Source records:
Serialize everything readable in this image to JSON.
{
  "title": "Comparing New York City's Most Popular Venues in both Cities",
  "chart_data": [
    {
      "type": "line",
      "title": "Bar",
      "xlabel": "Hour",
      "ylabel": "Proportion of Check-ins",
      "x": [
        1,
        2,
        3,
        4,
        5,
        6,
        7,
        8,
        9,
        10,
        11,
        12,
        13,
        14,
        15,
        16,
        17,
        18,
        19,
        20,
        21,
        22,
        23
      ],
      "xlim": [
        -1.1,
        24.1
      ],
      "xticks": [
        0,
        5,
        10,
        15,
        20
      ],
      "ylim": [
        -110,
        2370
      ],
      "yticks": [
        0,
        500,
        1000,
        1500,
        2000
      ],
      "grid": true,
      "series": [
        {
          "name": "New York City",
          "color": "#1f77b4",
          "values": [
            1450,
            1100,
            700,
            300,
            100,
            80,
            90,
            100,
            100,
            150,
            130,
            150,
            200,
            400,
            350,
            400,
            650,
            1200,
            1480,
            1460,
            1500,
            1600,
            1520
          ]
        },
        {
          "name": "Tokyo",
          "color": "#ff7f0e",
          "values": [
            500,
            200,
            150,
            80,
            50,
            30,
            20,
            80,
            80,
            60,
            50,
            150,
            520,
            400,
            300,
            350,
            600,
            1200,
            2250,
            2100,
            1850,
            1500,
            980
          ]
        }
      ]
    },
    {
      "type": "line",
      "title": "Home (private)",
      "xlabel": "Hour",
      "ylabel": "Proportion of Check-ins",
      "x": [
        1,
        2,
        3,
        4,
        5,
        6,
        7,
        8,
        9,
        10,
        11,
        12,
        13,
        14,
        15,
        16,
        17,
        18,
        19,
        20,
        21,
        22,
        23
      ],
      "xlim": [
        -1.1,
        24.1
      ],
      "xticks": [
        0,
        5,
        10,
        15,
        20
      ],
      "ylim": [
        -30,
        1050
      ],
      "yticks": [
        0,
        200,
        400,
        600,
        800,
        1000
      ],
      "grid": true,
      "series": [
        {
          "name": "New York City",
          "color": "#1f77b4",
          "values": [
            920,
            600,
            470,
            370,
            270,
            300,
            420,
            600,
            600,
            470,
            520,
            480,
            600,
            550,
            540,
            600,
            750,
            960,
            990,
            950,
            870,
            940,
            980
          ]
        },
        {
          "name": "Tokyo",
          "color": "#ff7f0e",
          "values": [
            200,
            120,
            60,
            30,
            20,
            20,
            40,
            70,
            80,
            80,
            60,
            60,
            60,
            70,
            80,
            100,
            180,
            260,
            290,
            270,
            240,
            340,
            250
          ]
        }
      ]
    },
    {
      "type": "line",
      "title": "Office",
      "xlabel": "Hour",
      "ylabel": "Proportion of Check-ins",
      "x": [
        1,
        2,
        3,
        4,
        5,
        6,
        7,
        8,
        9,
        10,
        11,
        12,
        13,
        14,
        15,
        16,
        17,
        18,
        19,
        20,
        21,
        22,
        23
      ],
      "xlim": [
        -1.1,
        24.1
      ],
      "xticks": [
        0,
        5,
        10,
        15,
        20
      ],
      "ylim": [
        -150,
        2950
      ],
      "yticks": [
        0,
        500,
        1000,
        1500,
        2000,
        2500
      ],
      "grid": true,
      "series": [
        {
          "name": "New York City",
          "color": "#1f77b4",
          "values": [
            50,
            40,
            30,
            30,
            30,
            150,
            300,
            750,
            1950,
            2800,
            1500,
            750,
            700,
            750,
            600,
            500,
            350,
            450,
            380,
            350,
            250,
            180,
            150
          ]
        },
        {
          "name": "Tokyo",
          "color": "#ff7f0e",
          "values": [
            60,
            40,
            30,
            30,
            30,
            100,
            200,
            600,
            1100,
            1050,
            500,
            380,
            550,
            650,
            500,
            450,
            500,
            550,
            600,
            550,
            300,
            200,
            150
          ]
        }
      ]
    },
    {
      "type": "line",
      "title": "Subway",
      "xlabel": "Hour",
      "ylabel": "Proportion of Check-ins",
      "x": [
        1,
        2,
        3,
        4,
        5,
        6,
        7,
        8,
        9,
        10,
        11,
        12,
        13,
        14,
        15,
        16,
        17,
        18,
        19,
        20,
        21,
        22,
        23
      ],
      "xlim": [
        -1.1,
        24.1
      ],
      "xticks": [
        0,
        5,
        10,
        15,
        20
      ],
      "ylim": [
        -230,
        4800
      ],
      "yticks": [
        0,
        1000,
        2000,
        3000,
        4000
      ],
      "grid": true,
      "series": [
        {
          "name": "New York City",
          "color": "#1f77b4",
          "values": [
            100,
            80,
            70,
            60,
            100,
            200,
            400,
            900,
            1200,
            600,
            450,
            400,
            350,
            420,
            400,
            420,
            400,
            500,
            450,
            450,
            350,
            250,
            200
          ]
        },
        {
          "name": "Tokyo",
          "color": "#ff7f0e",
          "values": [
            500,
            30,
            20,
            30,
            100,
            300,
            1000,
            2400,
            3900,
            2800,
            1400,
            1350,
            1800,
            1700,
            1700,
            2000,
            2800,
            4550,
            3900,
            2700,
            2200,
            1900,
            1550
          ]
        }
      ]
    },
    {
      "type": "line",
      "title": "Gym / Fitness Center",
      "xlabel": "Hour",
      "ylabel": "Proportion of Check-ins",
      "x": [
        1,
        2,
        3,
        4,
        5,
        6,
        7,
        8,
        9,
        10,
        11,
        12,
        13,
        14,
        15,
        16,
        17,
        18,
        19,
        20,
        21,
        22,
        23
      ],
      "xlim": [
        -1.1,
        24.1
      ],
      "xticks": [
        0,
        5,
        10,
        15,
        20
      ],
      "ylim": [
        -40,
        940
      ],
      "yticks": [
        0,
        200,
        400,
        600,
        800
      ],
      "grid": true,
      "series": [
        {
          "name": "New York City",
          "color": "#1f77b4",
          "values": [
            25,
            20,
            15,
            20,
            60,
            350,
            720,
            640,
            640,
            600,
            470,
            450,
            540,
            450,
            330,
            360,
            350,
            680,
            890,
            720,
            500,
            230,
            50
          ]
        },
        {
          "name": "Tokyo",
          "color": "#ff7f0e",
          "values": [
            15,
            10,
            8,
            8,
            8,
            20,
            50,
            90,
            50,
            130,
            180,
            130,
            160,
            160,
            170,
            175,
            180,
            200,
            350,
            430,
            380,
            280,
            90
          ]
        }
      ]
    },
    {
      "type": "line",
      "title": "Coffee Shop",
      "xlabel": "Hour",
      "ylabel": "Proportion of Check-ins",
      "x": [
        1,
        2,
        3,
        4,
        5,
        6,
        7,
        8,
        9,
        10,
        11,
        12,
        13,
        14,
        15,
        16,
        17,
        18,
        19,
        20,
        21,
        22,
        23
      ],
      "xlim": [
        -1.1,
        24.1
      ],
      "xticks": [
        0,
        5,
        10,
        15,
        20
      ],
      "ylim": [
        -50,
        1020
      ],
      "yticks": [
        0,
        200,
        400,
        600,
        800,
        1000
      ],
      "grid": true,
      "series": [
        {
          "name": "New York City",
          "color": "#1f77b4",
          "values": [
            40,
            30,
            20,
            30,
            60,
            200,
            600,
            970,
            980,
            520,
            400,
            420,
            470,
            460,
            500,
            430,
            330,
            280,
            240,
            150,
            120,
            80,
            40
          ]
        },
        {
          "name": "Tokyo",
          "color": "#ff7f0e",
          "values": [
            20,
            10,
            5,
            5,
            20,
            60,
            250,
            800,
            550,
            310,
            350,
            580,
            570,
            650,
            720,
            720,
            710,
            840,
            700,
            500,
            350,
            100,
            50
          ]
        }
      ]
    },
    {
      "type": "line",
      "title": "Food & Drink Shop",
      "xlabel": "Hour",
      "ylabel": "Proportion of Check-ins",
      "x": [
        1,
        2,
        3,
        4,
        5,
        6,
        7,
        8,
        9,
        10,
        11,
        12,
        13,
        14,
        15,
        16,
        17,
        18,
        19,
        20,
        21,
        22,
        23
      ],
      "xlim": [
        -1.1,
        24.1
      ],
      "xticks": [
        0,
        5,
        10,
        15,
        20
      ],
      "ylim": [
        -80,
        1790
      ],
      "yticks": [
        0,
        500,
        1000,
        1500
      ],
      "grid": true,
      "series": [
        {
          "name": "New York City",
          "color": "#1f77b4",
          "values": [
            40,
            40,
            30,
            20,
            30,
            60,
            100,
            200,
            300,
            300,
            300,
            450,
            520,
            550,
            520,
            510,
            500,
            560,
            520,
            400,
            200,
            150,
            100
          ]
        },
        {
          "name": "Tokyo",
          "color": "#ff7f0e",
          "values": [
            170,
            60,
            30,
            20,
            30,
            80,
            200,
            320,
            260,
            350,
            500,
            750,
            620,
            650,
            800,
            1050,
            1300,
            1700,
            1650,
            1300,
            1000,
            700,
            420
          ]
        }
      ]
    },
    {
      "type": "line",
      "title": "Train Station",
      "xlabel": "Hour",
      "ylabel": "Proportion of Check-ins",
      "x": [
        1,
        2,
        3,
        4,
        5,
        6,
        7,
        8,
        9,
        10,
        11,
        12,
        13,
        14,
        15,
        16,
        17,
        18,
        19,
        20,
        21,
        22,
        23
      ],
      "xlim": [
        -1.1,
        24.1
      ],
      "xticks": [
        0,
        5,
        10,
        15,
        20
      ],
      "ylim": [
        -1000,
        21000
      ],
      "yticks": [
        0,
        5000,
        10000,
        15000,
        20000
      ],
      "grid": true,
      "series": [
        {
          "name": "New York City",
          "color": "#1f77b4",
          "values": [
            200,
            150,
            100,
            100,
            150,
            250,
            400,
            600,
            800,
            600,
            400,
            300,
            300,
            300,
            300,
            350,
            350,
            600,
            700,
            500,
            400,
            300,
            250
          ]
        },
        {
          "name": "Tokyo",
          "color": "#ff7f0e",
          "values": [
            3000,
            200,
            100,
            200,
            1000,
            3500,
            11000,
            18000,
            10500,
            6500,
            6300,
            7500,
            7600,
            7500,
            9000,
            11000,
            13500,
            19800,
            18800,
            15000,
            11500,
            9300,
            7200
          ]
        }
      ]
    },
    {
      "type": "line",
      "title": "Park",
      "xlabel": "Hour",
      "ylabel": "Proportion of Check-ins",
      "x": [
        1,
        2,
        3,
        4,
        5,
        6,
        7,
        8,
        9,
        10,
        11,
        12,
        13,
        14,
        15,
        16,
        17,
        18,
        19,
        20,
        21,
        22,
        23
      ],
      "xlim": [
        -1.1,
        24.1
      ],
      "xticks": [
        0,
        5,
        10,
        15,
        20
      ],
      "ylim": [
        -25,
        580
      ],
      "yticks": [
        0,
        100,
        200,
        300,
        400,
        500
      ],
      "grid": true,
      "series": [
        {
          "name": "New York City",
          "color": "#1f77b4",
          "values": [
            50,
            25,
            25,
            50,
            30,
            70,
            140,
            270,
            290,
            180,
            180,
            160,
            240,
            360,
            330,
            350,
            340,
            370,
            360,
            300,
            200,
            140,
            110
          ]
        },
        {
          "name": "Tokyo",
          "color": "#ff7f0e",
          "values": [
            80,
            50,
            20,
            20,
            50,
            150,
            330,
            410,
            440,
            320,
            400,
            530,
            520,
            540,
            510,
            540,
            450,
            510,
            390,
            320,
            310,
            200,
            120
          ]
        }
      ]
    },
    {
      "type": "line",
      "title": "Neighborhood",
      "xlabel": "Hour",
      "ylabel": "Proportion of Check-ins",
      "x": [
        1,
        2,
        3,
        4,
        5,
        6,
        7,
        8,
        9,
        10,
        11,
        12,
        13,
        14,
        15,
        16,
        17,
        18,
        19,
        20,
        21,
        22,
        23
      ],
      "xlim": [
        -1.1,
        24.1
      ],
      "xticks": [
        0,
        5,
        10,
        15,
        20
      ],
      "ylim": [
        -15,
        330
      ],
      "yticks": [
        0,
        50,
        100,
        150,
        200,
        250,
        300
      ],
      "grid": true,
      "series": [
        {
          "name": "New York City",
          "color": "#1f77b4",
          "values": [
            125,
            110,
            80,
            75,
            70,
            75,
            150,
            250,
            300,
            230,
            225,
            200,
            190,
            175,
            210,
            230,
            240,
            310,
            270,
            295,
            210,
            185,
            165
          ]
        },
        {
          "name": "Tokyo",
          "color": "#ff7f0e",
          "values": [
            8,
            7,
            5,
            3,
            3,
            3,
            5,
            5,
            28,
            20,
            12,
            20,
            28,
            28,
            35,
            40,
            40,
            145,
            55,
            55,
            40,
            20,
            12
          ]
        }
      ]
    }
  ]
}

Written problem:
Extract all lines containing the word "title".

Exercise answer:
  "title": "Comparing New York City's Most Popular Venues in both Cities",
      "title": "Bar",
      "title": "Home (private)",
      "title": "Office",
      "title": "Subway",
      "title": "Gym / Fitness Center",
      "title": "Coffee Shop",
      "title": "Food & Drink Shop",
      "title": "Train Station",
      "title": "Park",
      "title": "Neighborhood",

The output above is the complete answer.